>> start
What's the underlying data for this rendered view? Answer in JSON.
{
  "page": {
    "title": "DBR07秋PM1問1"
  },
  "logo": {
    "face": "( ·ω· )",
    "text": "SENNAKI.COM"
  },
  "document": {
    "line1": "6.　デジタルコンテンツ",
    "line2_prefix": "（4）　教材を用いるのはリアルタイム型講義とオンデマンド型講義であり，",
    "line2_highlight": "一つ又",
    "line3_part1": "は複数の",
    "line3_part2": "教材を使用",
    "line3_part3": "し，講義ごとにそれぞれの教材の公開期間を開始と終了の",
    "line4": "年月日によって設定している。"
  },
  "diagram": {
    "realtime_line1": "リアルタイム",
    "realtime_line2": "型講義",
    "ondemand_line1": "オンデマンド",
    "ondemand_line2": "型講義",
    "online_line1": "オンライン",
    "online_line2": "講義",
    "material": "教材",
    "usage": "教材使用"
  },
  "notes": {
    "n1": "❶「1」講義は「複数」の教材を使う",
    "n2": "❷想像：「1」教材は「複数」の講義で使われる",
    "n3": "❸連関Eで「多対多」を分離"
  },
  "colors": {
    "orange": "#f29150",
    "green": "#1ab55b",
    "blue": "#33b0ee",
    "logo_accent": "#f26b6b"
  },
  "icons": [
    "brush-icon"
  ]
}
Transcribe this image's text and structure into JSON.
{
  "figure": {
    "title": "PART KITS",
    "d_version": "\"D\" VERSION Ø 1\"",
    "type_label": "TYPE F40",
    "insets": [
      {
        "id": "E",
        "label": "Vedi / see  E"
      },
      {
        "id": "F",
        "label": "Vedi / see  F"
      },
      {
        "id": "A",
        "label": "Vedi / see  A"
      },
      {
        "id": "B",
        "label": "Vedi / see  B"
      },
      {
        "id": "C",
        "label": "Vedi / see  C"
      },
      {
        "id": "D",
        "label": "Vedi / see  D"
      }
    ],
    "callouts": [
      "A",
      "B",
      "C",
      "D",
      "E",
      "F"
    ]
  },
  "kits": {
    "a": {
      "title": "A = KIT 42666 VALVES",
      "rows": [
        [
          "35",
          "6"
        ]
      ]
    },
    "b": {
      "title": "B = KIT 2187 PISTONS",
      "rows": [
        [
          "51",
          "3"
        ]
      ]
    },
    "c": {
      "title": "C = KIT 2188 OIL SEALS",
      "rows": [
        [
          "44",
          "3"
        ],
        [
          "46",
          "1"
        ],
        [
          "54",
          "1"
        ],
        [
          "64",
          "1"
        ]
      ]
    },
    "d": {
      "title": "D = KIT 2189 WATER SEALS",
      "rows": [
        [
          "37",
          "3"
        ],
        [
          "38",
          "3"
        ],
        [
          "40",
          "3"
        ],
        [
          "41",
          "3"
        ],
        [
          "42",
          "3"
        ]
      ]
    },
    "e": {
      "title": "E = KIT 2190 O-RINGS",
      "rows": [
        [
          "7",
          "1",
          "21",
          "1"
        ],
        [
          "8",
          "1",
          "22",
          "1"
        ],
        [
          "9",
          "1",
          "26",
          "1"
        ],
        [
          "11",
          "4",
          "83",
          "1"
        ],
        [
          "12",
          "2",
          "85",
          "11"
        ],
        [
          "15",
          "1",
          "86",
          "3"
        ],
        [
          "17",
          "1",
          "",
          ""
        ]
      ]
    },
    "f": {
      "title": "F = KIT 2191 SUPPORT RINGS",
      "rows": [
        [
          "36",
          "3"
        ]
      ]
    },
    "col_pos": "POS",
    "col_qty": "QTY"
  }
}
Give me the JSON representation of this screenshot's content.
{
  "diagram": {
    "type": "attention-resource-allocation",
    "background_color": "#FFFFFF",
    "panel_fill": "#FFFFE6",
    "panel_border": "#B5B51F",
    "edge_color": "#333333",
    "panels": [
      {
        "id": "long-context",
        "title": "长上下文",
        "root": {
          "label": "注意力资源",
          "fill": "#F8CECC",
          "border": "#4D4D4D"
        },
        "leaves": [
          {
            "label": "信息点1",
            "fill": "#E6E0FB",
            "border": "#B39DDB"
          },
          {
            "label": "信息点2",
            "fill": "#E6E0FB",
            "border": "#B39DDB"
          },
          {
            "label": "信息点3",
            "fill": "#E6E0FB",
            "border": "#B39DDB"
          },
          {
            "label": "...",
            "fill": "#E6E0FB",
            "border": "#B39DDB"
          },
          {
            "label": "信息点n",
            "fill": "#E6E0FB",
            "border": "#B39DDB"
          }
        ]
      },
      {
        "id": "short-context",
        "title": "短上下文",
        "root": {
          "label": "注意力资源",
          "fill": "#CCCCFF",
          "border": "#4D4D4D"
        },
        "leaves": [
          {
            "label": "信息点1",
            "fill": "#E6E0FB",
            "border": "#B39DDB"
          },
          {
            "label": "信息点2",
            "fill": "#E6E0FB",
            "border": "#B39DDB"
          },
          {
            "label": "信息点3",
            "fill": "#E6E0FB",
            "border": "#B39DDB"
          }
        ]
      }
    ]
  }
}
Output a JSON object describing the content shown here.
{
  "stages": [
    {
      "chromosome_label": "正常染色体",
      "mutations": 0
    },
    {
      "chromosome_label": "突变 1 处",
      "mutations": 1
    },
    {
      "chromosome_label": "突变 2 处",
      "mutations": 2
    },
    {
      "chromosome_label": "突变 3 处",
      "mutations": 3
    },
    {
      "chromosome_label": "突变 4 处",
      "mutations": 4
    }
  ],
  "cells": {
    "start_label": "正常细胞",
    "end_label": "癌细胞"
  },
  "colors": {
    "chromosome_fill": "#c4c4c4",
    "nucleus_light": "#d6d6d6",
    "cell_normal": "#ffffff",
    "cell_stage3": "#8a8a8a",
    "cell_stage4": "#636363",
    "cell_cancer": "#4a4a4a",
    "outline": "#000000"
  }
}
>> end
*Stated goal*.
Copy down every line of the material above that includes the string "Vedi".

*Solution*.
        "label": "Vedi / see  E"
        "label": "Vedi / see  F"
        "label": "Vedi / see  A"
        "label": "Vedi / see  B"
        "label": "Vedi / see  C"
        "label": "Vedi / see  D"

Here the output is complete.